Every line that contains the word "Πλατεία" should be copied.

-- -- --

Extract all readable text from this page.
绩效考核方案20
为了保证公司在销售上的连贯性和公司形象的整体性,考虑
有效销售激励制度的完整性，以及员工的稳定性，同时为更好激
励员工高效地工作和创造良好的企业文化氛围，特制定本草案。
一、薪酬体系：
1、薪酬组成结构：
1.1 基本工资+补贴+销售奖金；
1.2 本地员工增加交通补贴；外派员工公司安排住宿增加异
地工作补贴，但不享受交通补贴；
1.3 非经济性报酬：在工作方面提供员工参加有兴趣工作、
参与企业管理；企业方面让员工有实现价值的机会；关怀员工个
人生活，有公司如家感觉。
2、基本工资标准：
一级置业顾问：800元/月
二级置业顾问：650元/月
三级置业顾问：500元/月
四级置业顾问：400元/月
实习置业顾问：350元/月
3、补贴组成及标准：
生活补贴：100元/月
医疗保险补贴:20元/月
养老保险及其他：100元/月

-- -- --

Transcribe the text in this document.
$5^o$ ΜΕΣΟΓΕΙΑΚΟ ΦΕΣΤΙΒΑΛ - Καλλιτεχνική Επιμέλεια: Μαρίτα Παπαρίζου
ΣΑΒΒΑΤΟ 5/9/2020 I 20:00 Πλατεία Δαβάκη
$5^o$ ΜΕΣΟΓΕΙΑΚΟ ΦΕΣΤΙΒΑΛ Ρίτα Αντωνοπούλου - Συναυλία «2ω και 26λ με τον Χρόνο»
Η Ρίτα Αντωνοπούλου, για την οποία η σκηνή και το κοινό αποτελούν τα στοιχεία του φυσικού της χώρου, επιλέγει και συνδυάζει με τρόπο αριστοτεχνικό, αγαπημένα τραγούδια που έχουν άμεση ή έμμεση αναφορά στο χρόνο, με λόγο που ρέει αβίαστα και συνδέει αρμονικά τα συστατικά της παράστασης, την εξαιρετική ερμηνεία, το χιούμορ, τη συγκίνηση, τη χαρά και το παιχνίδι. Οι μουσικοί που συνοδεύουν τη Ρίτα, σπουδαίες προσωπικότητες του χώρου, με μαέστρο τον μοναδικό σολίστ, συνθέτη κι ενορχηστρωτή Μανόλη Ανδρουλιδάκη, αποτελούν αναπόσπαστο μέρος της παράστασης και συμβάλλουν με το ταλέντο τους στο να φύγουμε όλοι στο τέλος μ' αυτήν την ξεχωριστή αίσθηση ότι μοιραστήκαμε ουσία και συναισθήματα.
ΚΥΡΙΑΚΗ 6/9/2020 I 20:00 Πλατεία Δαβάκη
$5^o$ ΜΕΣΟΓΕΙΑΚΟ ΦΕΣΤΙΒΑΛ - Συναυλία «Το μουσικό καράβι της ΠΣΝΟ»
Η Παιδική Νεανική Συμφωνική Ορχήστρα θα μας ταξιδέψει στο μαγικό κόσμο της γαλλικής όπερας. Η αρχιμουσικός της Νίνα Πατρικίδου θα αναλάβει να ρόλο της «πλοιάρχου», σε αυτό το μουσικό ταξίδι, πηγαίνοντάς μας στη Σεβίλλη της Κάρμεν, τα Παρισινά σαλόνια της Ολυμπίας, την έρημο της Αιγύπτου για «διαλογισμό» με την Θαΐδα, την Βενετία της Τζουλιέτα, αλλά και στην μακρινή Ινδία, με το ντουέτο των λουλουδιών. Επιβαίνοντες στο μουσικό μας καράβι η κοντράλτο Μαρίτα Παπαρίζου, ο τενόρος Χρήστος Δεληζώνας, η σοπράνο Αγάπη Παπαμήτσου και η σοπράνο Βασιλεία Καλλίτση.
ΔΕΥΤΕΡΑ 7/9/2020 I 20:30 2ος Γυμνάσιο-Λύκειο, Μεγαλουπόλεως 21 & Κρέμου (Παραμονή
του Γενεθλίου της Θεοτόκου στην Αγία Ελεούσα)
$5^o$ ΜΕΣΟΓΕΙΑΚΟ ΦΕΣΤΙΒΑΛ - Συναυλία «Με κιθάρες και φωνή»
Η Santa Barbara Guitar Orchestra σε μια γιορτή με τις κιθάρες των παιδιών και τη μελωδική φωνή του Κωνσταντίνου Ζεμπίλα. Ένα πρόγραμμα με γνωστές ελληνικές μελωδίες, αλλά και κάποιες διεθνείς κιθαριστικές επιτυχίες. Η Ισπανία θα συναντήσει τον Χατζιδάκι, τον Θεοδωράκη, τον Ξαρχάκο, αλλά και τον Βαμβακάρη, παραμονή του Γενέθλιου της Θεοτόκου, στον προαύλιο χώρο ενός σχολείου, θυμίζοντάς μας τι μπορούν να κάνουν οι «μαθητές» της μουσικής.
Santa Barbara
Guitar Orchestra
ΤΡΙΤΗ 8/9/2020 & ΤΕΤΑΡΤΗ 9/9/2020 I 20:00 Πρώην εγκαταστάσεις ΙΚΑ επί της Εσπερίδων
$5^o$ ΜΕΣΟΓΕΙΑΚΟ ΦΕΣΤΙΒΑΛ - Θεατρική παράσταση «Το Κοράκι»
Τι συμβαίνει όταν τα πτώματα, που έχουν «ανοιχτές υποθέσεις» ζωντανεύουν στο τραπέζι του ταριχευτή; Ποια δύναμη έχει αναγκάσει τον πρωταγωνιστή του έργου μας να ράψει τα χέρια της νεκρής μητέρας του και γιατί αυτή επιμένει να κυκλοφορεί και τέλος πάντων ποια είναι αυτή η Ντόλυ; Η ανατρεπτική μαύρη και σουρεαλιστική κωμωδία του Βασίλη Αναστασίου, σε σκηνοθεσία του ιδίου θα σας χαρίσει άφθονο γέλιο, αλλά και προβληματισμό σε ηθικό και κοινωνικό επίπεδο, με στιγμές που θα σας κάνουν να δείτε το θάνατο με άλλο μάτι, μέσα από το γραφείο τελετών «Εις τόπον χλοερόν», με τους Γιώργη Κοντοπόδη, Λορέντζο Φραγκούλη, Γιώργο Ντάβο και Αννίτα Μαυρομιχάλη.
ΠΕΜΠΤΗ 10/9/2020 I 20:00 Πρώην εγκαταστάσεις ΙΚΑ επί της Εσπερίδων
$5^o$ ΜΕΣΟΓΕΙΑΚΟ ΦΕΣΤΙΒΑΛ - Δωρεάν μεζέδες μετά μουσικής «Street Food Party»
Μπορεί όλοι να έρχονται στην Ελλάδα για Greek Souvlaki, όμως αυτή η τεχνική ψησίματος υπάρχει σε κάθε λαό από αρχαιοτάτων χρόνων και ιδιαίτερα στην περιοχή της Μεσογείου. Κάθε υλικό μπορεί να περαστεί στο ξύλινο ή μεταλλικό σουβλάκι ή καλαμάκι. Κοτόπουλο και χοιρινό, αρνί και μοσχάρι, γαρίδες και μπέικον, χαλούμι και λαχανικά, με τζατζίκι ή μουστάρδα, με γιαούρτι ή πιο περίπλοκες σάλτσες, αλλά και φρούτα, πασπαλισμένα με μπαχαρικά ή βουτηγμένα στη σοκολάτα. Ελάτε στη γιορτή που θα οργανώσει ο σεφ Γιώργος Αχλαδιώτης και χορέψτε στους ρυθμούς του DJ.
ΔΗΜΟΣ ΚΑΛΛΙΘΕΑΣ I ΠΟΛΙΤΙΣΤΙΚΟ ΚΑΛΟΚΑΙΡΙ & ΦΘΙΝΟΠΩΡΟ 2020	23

-- -- --

The solution:
ΣΑΒΒΑΤΟ 5/9/2020 I 20:00 Πλατεία Δαβάκη
ΚΥΡΙΑΚΗ 6/9/2020 I 20:00 Πλατεία Δαβάκη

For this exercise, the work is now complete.